Task details:
Please copy out every line in these rows without changing anything.

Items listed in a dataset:
Begin
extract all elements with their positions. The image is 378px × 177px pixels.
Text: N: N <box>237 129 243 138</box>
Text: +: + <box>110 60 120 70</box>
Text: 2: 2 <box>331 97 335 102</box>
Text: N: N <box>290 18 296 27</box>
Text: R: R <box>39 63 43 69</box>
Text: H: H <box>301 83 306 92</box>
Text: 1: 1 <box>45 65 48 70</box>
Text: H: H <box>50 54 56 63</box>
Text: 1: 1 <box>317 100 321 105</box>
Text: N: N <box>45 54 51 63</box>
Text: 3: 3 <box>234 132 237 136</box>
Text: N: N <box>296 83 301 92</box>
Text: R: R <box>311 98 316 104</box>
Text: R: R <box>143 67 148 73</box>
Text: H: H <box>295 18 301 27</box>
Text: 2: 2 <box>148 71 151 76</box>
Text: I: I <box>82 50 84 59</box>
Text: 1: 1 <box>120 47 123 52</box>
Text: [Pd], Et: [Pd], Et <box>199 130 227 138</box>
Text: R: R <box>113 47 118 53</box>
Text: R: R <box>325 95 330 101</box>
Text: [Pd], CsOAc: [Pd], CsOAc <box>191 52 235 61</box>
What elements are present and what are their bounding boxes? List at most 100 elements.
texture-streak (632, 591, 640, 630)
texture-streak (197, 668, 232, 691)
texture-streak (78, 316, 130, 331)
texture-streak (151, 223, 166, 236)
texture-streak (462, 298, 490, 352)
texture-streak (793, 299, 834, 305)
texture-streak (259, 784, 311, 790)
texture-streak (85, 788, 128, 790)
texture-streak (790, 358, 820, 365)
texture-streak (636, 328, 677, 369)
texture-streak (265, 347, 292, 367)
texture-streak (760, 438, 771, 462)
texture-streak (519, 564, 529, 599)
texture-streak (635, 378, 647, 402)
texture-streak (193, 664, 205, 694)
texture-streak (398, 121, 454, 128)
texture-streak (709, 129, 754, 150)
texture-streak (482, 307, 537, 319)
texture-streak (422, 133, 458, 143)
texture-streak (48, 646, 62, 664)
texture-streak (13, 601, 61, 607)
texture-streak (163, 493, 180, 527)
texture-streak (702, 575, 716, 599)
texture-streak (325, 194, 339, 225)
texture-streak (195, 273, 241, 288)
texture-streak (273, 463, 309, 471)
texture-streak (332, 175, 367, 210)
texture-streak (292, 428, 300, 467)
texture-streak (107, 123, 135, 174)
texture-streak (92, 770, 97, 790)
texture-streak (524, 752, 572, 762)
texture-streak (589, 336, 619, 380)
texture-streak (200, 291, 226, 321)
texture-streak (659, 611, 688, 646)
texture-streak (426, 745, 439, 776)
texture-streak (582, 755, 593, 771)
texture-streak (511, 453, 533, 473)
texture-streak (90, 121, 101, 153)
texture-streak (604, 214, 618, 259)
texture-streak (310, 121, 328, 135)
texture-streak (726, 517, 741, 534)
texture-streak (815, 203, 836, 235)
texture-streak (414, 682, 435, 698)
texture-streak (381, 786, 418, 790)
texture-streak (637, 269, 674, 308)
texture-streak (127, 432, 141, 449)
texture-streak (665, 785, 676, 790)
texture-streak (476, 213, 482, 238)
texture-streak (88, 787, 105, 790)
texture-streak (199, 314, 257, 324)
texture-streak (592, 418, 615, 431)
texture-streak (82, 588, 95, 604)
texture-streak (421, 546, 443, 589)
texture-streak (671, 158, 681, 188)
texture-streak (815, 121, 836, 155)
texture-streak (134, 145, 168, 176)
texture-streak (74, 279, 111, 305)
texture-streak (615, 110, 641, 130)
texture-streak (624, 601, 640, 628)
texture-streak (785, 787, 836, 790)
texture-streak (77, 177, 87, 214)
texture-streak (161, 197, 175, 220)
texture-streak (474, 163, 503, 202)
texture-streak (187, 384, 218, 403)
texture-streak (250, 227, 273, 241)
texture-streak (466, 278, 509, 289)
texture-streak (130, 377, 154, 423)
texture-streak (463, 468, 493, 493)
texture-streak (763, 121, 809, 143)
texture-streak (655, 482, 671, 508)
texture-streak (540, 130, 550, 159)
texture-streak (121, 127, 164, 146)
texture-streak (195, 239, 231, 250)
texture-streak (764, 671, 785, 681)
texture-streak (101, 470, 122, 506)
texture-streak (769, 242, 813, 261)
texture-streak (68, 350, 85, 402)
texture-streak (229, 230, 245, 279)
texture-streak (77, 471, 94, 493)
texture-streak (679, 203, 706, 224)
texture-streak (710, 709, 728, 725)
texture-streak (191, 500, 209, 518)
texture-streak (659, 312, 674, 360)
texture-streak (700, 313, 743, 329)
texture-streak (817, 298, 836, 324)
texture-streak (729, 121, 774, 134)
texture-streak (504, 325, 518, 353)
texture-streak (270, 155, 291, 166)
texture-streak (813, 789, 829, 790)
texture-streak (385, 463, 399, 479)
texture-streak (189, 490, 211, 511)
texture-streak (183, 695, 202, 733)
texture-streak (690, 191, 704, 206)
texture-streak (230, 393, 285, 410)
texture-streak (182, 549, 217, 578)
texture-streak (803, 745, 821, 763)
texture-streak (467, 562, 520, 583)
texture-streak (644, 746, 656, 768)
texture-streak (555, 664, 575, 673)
End
In response:
extract all elements with their positions. The image is 378px × 177px pixels.
Text: N: N <box>237 129 243 138</box>
Text: +: + <box>110 60 120 70</box>
Text: 2: 2 <box>331 97 335 102</box>
Text: N: N <box>290 18 296 27</box>
Text: R: R <box>39 63 43 69</box>
Text: H: H <box>301 83 306 92</box>
Text: 1: 1 <box>45 65 48 70</box>
Text: H: H <box>50 54 56 63</box>
Text: 1: 1 <box>317 100 321 105</box>
Text: N: N <box>45 54 51 63</box>
Text: 3: 3 <box>234 132 237 136</box>
Text: N: N <box>296 83 301 92</box>
Text: R: R <box>311 98 316 104</box>
Text: R: R <box>143 67 148 73</box>
Text: H: H <box>295 18 301 27</box>
Text: 2: 2 <box>148 71 151 76</box>
Text: I: I <box>82 50 84 59</box>
Text: 1: 1 <box>120 47 123 52</box>
Text: [Pd], Et: [Pd], Et <box>199 130 227 138</box>
Text: R: R <box>113 47 118 53</box>
Text: R: R <box>325 95 330 101</box>
Text: [Pd], CsOAc: [Pd], CsOAc <box>191 52 235 61</box>
What elements are present and what are their bounding boxes? List at most 100 elements.
texture-streak (632, 591, 640, 630)
texture-streak (197, 668, 232, 691)
texture-streak (78, 316, 130, 331)
texture-streak (151, 223, 166, 236)
texture-streak (462, 298, 490, 352)
texture-streak (793, 299, 834, 305)
texture-streak (259, 784, 311, 790)
texture-streak (85, 788, 128, 790)
texture-streak (790, 358, 820, 365)
texture-streak (636, 328, 677, 369)
texture-streak (265, 347, 292, 367)
texture-streak (760, 438, 771, 462)
texture-streak (519, 564, 529, 599)
texture-streak (635, 378, 647, 402)
texture-streak (193, 664, 205, 694)
texture-streak (398, 121, 454, 128)
texture-streak (709, 129, 754, 150)
texture-streak (482, 307, 537, 319)
texture-streak (422, 133, 458, 143)
texture-streak (48, 646, 62, 664)
texture-streak (13, 601, 61, 607)
texture-streak (163, 493, 180, 527)
texture-streak (702, 575, 716, 599)
texture-streak (325, 194, 339, 225)
texture-streak (195, 273, 241, 288)
texture-streak (273, 463, 309, 471)
texture-streak (332, 175, 367, 210)
texture-streak (292, 428, 300, 467)
texture-streak (107, 123, 135, 174)
texture-streak (92, 770, 97, 790)
texture-streak (524, 752, 572, 762)
texture-streak (589, 336, 619, 380)
texture-streak (200, 291, 226, 321)
texture-streak (659, 611, 688, 646)
texture-streak (426, 745, 439, 776)
texture-streak (582, 755, 593, 771)
texture-streak (511, 453, 533, 473)
texture-streak (90, 121, 101, 153)
texture-streak (604, 214, 618, 259)
texture-streak (310, 121, 328, 135)
texture-streak (726, 517, 741, 534)
texture-streak (815, 203, 836, 235)
texture-streak (414, 682, 435, 698)
texture-streak (381, 786, 418, 790)
texture-streak (637, 269, 674, 308)
texture-streak (127, 432, 141, 449)
texture-streak (665, 785, 676, 790)
texture-streak (476, 213, 482, 238)
texture-streak (88, 787, 105, 790)
texture-streak (199, 314, 257, 324)
texture-streak (592, 418, 615, 431)
texture-streak (82, 588, 95, 604)
texture-streak (421, 546, 443, 589)
texture-streak (671, 158, 681, 188)
texture-streak (815, 121, 836, 155)
texture-streak (134, 145, 168, 176)
texture-streak (74, 279, 111, 305)
texture-streak (615, 110, 641, 130)
texture-streak (624, 601, 640, 628)
texture-streak (785, 787, 836, 790)
texture-streak (77, 177, 87, 214)
texture-streak (161, 197, 175, 220)
texture-streak (474, 163, 503, 202)
texture-streak (187, 384, 218, 403)
texture-streak (250, 227, 273, 241)
texture-streak (466, 278, 509, 289)
texture-streak (130, 377, 154, 423)
texture-streak (463, 468, 493, 493)
texture-streak (763, 121, 809, 143)
texture-streak (655, 482, 671, 508)
texture-streak (540, 130, 550, 159)
texture-streak (121, 127, 164, 146)
texture-streak (195, 239, 231, 250)
texture-streak (764, 671, 785, 681)
texture-streak (101, 470, 122, 506)
texture-streak (769, 242, 813, 261)
texture-streak (68, 350, 85, 402)
texture-streak (229, 230, 245, 279)
texture-streak (77, 471, 94, 493)
texture-streak (679, 203, 706, 224)
texture-streak (710, 709, 728, 725)
texture-streak (191, 500, 209, 518)
texture-streak (659, 312, 674, 360)
texture-streak (700, 313, 743, 329)
texture-streak (817, 298, 836, 324)
texture-streak (729, 121, 774, 134)
texture-streak (504, 325, 518, 353)
texture-streak (270, 155, 291, 166)
texture-streak (813, 789, 829, 790)
texture-streak (385, 463, 399, 479)
texture-streak (189, 490, 211, 511)
texture-streak (183, 695, 202, 733)
texture-streak (690, 191, 704, 206)
texture-streak (230, 393, 285, 410)
texture-streak (182, 549, 217, 578)
texture-streak (803, 745, 821, 763)
texture-streak (467, 562, 520, 583)
texture-streak (644, 746, 656, 768)
texture-streak (555, 664, 575, 673)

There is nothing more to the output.